◆ Exercise task
Tally the lines containing the word "order" and give the total alone.

◆ Supplied records
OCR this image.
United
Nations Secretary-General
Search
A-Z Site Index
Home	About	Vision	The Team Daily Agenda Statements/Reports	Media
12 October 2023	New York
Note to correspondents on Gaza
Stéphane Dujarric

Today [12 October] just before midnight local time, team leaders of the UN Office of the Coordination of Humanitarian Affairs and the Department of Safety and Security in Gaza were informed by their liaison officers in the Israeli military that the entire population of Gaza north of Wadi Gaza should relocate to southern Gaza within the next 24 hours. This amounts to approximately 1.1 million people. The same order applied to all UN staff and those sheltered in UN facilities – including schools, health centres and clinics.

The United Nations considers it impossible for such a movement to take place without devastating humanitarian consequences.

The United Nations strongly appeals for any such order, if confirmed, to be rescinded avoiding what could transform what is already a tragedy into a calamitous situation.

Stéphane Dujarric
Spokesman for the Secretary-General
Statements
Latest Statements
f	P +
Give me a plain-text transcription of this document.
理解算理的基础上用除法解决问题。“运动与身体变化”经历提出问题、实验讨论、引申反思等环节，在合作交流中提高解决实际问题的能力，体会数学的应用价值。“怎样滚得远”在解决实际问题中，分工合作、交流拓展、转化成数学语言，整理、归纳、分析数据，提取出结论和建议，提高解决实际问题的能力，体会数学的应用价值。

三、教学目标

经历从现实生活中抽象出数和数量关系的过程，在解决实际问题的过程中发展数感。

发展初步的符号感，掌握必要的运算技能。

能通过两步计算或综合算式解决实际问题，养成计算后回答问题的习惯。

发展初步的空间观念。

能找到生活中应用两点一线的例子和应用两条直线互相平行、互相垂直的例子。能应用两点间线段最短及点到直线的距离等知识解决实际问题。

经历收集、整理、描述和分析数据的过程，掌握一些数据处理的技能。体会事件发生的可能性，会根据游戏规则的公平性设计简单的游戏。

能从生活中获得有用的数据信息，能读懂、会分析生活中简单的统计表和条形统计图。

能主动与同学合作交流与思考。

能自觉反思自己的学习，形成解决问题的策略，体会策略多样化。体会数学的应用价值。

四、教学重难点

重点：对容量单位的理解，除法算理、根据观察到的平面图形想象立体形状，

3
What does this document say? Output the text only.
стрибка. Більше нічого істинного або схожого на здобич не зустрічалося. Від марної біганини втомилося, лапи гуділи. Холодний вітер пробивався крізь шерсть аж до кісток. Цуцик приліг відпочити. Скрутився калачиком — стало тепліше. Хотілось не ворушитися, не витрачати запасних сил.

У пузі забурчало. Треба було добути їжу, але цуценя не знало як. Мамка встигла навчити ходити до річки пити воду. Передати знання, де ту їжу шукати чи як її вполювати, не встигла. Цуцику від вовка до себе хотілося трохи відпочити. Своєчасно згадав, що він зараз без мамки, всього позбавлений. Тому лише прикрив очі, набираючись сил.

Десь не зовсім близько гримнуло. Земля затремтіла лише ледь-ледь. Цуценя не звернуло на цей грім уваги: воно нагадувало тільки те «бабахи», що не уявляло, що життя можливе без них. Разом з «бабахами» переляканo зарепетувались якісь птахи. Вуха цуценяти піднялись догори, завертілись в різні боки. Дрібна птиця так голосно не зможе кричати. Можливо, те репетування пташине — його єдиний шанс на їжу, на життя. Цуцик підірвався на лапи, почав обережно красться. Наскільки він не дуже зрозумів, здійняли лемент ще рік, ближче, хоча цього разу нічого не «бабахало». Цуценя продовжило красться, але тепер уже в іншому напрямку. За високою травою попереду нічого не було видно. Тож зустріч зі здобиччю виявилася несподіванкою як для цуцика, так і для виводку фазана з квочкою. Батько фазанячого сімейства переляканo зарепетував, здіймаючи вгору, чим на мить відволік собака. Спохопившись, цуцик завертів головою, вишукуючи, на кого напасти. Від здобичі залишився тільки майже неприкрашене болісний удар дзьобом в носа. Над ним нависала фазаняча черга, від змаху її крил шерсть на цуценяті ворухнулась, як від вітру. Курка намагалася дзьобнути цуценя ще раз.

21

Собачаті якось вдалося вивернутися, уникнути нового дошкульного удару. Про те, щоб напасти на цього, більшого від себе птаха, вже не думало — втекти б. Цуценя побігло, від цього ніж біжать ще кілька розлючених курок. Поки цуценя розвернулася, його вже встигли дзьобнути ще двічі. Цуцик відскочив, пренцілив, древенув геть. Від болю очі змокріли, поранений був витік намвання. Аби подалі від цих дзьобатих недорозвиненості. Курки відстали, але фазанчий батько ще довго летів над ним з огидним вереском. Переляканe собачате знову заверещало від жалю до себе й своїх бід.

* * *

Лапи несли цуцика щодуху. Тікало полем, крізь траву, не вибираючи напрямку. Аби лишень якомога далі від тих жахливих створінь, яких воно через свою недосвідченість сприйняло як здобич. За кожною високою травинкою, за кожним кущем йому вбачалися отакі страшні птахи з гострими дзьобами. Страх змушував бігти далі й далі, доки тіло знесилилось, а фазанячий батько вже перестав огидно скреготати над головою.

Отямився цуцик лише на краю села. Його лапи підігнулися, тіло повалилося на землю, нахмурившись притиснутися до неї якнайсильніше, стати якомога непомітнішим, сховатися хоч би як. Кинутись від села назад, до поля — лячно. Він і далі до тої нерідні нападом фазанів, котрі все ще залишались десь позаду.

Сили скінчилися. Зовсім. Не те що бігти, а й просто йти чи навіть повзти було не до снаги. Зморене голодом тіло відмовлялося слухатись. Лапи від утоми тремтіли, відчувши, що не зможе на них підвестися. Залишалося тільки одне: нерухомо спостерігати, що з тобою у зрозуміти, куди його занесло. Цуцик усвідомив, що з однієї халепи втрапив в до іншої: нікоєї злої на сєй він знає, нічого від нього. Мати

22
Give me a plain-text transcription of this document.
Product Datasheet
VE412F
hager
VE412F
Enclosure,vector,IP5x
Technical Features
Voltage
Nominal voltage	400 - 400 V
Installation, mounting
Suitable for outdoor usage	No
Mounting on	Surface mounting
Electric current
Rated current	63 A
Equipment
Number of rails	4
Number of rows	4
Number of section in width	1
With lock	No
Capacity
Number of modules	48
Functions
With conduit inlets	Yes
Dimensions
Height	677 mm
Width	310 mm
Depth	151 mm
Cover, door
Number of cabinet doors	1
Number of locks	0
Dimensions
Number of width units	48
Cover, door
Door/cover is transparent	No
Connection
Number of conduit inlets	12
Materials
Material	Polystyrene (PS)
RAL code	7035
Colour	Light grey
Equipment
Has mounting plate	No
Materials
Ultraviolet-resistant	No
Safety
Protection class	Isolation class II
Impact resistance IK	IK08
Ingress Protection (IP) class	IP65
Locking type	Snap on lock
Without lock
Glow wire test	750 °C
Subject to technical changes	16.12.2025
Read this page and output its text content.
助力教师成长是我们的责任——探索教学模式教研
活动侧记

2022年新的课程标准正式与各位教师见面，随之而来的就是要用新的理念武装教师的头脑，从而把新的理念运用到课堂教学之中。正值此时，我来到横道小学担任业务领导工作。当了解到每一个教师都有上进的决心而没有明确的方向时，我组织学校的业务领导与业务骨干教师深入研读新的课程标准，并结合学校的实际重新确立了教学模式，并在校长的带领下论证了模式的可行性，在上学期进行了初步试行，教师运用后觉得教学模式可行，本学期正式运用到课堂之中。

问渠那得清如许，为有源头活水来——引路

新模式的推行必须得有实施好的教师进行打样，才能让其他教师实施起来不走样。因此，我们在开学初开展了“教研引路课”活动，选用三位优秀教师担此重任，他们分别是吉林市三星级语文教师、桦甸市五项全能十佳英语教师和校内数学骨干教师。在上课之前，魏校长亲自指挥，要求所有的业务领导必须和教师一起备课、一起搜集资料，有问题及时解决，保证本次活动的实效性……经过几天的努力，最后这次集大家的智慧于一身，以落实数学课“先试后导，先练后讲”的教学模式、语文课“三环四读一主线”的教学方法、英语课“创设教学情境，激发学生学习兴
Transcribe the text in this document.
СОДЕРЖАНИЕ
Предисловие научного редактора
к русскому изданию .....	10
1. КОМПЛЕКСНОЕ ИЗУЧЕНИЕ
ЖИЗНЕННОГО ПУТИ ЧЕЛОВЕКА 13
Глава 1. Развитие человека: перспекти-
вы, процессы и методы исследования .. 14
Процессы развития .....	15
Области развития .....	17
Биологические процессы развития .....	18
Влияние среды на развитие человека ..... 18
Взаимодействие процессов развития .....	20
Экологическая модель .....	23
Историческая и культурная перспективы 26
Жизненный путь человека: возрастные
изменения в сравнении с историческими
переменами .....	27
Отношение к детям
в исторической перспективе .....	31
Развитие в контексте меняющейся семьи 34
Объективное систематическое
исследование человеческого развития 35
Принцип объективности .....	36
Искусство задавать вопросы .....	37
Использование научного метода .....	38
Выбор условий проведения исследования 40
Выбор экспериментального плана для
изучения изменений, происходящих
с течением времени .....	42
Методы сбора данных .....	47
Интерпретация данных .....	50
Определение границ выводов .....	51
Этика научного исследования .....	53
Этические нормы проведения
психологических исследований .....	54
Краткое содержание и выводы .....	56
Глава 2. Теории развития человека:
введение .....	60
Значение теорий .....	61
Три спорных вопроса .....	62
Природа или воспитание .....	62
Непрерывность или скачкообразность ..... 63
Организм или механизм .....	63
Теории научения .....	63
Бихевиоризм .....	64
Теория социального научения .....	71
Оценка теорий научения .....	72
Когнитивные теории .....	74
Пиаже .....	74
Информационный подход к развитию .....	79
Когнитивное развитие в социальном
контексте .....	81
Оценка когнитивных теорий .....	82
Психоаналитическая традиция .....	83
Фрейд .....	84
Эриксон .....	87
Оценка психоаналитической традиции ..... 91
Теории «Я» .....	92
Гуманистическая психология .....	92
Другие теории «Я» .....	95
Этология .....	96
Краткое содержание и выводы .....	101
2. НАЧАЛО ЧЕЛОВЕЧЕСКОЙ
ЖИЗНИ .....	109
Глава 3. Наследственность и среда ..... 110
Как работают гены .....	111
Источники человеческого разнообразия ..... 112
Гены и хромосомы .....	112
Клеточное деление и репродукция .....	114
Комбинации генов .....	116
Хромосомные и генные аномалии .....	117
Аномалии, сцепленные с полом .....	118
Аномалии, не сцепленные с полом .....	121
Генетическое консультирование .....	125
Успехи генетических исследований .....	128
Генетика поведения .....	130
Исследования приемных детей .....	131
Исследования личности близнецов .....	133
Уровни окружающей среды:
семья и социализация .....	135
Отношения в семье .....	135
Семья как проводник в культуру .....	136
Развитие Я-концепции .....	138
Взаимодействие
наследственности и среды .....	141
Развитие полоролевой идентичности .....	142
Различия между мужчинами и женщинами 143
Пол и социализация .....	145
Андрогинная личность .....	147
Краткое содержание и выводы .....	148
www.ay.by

◆ Response to this exercise
2